Written task:
Are you able to retype all the records below exactly?

Material supplied:
[start]
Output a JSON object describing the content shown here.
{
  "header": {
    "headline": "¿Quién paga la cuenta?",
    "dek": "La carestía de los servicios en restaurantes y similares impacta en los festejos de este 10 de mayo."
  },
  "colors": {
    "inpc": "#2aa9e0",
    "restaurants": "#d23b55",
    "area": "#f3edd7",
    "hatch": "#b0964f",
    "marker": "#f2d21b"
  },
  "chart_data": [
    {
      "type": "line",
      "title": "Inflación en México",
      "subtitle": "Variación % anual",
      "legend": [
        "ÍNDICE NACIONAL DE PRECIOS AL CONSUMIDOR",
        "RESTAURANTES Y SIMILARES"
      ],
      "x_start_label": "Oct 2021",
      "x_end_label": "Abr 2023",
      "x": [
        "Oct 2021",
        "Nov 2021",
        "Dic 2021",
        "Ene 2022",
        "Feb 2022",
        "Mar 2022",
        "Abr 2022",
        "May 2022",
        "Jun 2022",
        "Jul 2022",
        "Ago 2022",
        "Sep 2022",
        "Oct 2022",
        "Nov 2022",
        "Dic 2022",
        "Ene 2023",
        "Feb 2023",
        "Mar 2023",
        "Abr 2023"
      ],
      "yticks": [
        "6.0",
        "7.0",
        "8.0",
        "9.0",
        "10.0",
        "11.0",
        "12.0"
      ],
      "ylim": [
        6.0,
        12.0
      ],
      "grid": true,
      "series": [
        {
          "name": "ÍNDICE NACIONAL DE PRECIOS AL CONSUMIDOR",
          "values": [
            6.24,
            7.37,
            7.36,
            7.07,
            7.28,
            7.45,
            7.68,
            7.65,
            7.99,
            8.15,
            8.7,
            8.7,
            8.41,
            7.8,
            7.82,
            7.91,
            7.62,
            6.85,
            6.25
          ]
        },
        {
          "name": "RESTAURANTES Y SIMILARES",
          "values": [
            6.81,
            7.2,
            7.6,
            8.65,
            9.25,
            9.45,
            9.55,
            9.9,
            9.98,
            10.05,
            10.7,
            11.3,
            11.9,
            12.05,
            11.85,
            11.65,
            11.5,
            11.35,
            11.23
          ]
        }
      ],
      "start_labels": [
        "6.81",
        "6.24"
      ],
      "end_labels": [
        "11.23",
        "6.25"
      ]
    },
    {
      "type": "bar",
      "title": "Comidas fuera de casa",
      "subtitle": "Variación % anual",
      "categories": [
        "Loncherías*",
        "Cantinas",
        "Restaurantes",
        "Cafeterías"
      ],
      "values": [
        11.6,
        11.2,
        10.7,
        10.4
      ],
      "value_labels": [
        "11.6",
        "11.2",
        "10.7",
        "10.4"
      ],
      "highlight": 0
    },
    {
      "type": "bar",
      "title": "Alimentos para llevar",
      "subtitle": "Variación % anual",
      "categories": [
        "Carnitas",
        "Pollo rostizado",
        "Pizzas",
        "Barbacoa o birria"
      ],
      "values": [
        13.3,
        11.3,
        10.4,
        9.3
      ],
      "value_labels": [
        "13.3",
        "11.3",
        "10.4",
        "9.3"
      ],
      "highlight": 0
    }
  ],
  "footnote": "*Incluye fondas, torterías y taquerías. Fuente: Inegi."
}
[end]
Task response:
Output a JSON object describing the content shown here.
{
  "header": {
    "headline": "¿Quién paga la cuenta?",
    "dek": "La carestía de los servicios en restaurantes y similares impacta en los festejos de este 10 de mayo."
  },
  "colors": {
    "inpc": "#2aa9e0",
    "restaurants": "#d23b55",
    "area": "#f3edd7",
    "hatch": "#b0964f",
    "marker": "#f2d21b"
  },
  "chart_data": [
    {
      "type": "line",
      "title": "Inflación en México",
      "subtitle": "Variación % anual",
      "legend": [
        "ÍNDICE NACIONAL DE PRECIOS AL CONSUMIDOR",
        "RESTAURANTES Y SIMILARES"
      ],
      "x_start_label": "Oct 2021",
      "x_end_label": "Abr 2023",
      "x": [
        "Oct 2021",
        "Nov 2021",
        "Dic 2021",
        "Ene 2022",
        "Feb 2022",
        "Mar 2022",
        "Abr 2022",
        "May 2022",
        "Jun 2022",
        "Jul 2022",
        "Ago 2022",
        "Sep 2022",
        "Oct 2022",
        "Nov 2022",
        "Dic 2022",
        "Ene 2023",
        "Feb 2023",
        "Mar 2023",
        "Abr 2023"
      ],
      "yticks": [
        "6.0",
        "7.0",
        "8.0",
        "9.0",
        "10.0",
        "11.0",
        "12.0"
      ],
      "ylim": [
        6.0,
        12.0
      ],
      "grid": true,
      "series": [
        {
          "name": "ÍNDICE NACIONAL DE PRECIOS AL CONSUMIDOR",
          "values": [
            6.24,
            7.37,
            7.36,
            7.07,
            7.28,
            7.45,
            7.68,
            7.65,
            7.99,
            8.15,
            8.7,
            8.7,
            8.41,
            7.8,
            7.82,
            7.91,
            7.62,
            6.85,
            6.25
          ]
        },
        {
          "name": "RESTAURANTES Y SIMILARES",
          "values": [
            6.81,
            7.2,
            7.6,
            8.65,
            9.25,
            9.45,
            9.55,
            9.9,
            9.98,
            10.05,
            10.7,
            11.3,
            11.9,
            12.05,
            11.85,
            11.65,
            11.5,
            11.35,
            11.23
          ]
        }
      ],
      "start_labels": [
        "6.81",
        "6.24"
      ],
      "end_labels": [
        "11.23",
        "6.25"
      ]
    },
    {
      "type": "bar",
      "title": "Comidas fuera de casa",
      "subtitle": "Variación % anual",
      "categories": [
        "Loncherías*",
        "Cantinas",
        "Restaurantes",
        "Cafeterías"
      ],
      "values": [
        11.6,
        11.2,
        10.7,
        10.4
      ],
      "value_labels": [
        "11.6",
        "11.2",
        "10.7",
        "10.4"
      ],
      "highlight": 0
    },
    {
      "type": "bar",
      "title": "Alimentos para llevar",
      "subtitle": "Variación % anual",
      "categories": [
        "Carnitas",
        "Pollo rostizado",
        "Pizzas",
        "Barbacoa o birria"
      ],
      "values": [
        13.3,
        11.3,
        10.4,
        9.3
      ],
      "value_labels": [
        "13.3",
        "11.3",
        "10.4",
        "9.3"
      ],
      "highlight": 0
    }
  ],
  "footnote": "*Incluye fondas, torterías y taquerías. Fuente: Inegi."
}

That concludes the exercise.